:: MATERIAL ::
****

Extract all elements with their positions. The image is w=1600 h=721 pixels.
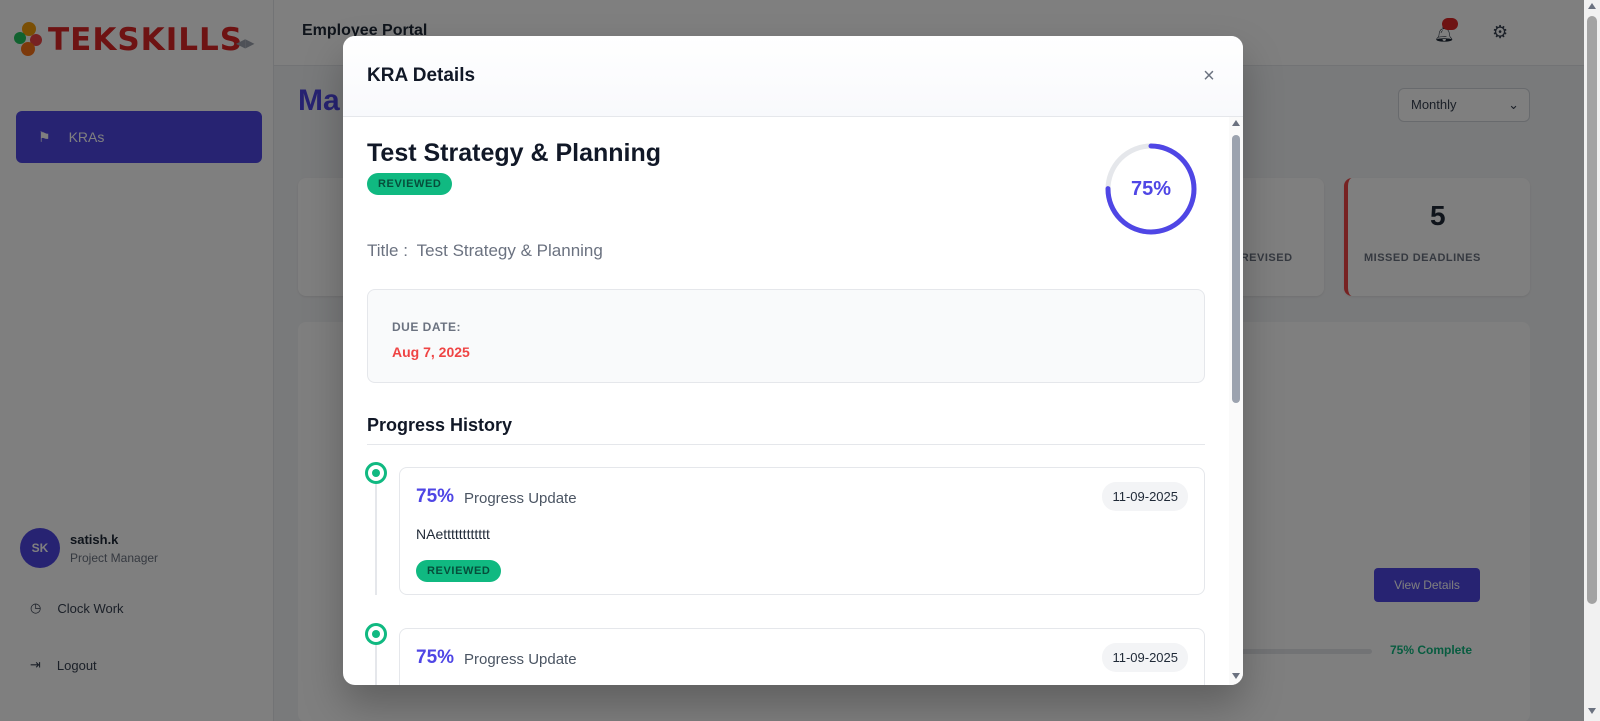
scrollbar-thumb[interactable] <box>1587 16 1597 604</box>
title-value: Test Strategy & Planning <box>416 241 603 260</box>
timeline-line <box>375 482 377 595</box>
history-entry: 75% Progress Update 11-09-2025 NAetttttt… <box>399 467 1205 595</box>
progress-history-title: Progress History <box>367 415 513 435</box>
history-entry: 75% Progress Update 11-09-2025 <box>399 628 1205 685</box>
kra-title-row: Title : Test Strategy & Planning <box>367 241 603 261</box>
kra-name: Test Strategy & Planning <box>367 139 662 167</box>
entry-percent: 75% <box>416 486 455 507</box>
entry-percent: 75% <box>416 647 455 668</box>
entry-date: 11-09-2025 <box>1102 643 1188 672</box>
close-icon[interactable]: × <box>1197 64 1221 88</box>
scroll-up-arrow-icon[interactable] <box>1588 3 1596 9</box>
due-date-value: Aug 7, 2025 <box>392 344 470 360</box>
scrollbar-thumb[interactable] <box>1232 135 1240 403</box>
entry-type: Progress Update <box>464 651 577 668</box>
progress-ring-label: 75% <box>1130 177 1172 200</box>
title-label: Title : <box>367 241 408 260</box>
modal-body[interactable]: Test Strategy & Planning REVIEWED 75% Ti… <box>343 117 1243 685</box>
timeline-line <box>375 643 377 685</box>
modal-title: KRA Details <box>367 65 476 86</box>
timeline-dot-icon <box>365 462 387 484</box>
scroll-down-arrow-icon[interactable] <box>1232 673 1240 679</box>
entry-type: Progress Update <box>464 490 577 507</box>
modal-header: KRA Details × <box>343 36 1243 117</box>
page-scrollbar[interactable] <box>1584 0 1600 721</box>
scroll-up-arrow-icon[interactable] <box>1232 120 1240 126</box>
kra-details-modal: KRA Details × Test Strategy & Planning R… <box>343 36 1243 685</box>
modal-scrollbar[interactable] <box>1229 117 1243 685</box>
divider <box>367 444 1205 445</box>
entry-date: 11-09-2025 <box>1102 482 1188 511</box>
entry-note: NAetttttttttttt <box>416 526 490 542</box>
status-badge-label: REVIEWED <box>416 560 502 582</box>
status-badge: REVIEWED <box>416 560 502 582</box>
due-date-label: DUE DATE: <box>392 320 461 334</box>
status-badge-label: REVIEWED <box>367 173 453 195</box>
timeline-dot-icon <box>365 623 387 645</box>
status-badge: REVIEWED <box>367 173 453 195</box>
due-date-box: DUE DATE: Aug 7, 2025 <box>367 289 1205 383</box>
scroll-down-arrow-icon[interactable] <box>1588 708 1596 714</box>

****

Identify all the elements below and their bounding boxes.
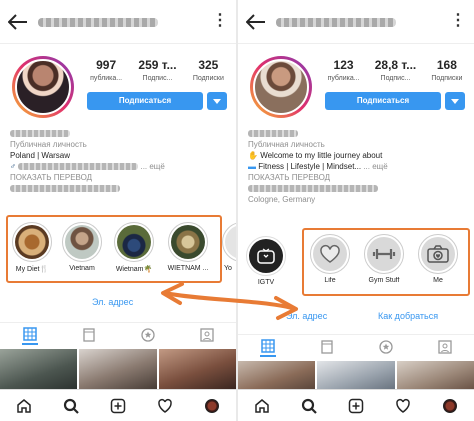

****

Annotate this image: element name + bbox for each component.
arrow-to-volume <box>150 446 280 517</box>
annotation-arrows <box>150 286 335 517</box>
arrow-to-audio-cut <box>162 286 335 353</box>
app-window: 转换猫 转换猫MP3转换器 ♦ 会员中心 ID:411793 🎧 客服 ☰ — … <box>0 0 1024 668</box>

****

:: TO DO ::
Print the material from the line containing "Extract all elements" through the line containing "progress-history-title: Progress History", including both of those lines, with each line reproduced verbatim. Leave the picture out of your answer.

:: WORKED ANSWER ::
Extract all elements with their positions. The image is w=1600 h=721 pixels.
scrollbar-thumb[interactable] <box>1587 16 1597 604</box>
title-value: Test Strategy & Planning <box>416 241 603 260</box>
timeline-line <box>375 482 377 595</box>
history-entry: 75% Progress Update 11-09-2025 NAetttttt… <box>399 467 1205 595</box>
progress-history-title: Progress History <box>367 415 513 435</box>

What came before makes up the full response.